>>>>>

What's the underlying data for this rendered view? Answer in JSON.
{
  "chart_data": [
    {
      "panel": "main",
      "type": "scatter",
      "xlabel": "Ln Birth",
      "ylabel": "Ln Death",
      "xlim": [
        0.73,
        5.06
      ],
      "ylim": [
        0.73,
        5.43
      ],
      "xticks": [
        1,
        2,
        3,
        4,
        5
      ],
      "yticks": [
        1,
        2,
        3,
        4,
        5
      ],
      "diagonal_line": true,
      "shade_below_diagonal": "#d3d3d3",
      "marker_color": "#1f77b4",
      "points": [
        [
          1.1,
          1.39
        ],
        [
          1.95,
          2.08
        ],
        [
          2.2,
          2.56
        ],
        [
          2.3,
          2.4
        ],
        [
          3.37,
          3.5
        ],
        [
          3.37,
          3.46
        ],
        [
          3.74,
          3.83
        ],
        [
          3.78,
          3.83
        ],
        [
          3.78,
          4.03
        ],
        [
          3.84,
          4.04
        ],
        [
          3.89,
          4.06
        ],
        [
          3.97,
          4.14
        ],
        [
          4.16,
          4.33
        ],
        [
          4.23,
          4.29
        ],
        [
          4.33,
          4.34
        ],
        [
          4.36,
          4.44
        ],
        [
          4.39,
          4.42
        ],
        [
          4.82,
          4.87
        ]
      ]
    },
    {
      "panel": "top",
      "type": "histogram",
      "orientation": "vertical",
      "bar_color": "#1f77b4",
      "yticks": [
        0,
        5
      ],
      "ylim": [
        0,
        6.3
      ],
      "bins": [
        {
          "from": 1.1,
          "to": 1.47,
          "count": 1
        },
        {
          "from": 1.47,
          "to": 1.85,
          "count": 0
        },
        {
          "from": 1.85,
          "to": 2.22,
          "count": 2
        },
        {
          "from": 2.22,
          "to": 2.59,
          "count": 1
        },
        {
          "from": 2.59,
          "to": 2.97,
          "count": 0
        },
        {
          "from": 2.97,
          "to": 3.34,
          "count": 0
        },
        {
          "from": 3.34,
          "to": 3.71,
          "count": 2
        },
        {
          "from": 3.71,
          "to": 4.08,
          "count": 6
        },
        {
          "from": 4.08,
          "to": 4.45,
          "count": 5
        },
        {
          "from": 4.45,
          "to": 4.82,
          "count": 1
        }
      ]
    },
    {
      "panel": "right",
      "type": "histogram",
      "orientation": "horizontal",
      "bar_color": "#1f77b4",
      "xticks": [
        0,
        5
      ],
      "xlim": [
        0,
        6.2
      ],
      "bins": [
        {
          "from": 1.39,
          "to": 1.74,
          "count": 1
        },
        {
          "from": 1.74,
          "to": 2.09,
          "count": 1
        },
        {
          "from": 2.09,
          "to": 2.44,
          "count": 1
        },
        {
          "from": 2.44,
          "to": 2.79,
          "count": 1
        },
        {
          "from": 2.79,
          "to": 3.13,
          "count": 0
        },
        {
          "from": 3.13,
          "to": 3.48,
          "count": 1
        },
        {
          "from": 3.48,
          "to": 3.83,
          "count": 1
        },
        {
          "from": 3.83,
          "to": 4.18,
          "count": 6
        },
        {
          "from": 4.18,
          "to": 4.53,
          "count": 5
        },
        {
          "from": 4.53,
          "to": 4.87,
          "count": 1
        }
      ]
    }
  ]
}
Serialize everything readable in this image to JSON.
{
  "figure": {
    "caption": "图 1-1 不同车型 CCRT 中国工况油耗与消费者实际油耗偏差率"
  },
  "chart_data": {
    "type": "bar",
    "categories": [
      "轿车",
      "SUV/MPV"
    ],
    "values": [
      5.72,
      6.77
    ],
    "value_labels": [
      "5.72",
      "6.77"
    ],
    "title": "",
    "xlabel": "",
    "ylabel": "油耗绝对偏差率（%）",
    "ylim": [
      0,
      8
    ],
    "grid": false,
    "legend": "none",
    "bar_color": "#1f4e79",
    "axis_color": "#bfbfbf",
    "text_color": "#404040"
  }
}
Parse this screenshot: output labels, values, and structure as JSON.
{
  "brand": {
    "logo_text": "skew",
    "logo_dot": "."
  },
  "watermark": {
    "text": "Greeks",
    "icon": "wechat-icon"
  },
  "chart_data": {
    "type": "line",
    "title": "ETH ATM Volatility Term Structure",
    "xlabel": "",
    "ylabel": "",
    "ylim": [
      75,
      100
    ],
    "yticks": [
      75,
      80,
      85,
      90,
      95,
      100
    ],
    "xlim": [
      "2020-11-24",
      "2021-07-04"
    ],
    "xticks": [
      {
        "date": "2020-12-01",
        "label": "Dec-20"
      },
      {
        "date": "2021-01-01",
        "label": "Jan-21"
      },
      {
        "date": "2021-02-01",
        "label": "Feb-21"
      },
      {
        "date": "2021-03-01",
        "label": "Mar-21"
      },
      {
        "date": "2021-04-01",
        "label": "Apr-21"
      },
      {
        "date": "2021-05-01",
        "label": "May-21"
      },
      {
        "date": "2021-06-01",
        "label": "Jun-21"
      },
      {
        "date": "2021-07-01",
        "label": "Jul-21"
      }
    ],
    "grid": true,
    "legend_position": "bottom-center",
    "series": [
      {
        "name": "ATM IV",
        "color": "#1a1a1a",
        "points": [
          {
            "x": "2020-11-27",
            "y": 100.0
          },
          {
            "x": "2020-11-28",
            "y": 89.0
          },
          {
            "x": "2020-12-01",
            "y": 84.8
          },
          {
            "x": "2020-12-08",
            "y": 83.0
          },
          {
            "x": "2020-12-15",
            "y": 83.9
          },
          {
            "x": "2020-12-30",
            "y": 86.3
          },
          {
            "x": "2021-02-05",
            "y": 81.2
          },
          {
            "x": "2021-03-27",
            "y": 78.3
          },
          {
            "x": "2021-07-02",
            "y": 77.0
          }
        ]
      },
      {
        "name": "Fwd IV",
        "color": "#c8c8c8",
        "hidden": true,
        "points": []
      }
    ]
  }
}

<<<<<

**Do this:** Return exactly the lines from the one containing "Parse this screenshot: output" to the last line of the data, and nothing more.

**Answer for this exercise:**
Parse this screenshot: output labels, values, and structure as JSON.
{
  "brand": {
    "logo_text": "skew",
    "logo_dot": "."
  },
  "watermark": {
    "text": "Greeks",
    "icon": "wechat-icon"
  },
  "chart_data": {
    "type": "line",
    "title": "ETH ATM Volatility Term Structure",
    "xlabel": "",
    "ylabel": "",
    "ylim": [
      75,
      100
    ],
    "yticks": [
      75,
      80,
      85,
      90,
      95,
      100
    ],
    "xlim": [
      "2020-11-24",
      "2021-07-04"
    ],
    "xticks": [
      {
        "date": "2020-12-01",
        "label": "Dec-20"
      },
      {
        "date": "2021-01-01",
        "label": "Jan-21"
      },
      {
        "date": "2021-02-01",
        "label": "Feb-21"
      },
      {
        "date": "2021-03-01",
        "label": "Mar-21"
      },
      {
        "date": "2021-04-01",
        "label": "Apr-21"
      },
      {
        "date": "2021-05-01",
        "label": "May-21"
      },
      {
        "date": "2021-06-01",
        "label": "Jun-21"
      },
      {
        "date": "2021-07-01",
        "label": "Jul-21"
      }
    ],
    "grid": true,
    "legend_position": "bottom-center",
    "series": [
      {
        "name": "ATM IV",
        "color": "#1a1a1a",
        "points": [
          {
            "x": "2020-11-27",
            "y": 100.0
          },
          {
            "x": "2020-11-28",
            "y": 89.0
          },
          {
            "x": "2020-12-01",
            "y": 84.8
          },
          {
            "x": "2020-12-08",
            "y": 83.0
          },
          {
            "x": "2020-12-15",
            "y": 83.9
          },
          {
            "x": "2020-12-30",
            "y": 86.3
          },
          {
            "x": "2021-02-05",
            "y": 81.2
          },
          {
            "x": "2021-03-27",
            "y": 78.3
          },
          {
            "x": "2021-07-02",
            "y": 77.0
          }
        ]
      },
      {
        "name": "Fwd IV",
        "color": "#c8c8c8",
        "hidden": true,
        "points": []
      }
    ]
  }
}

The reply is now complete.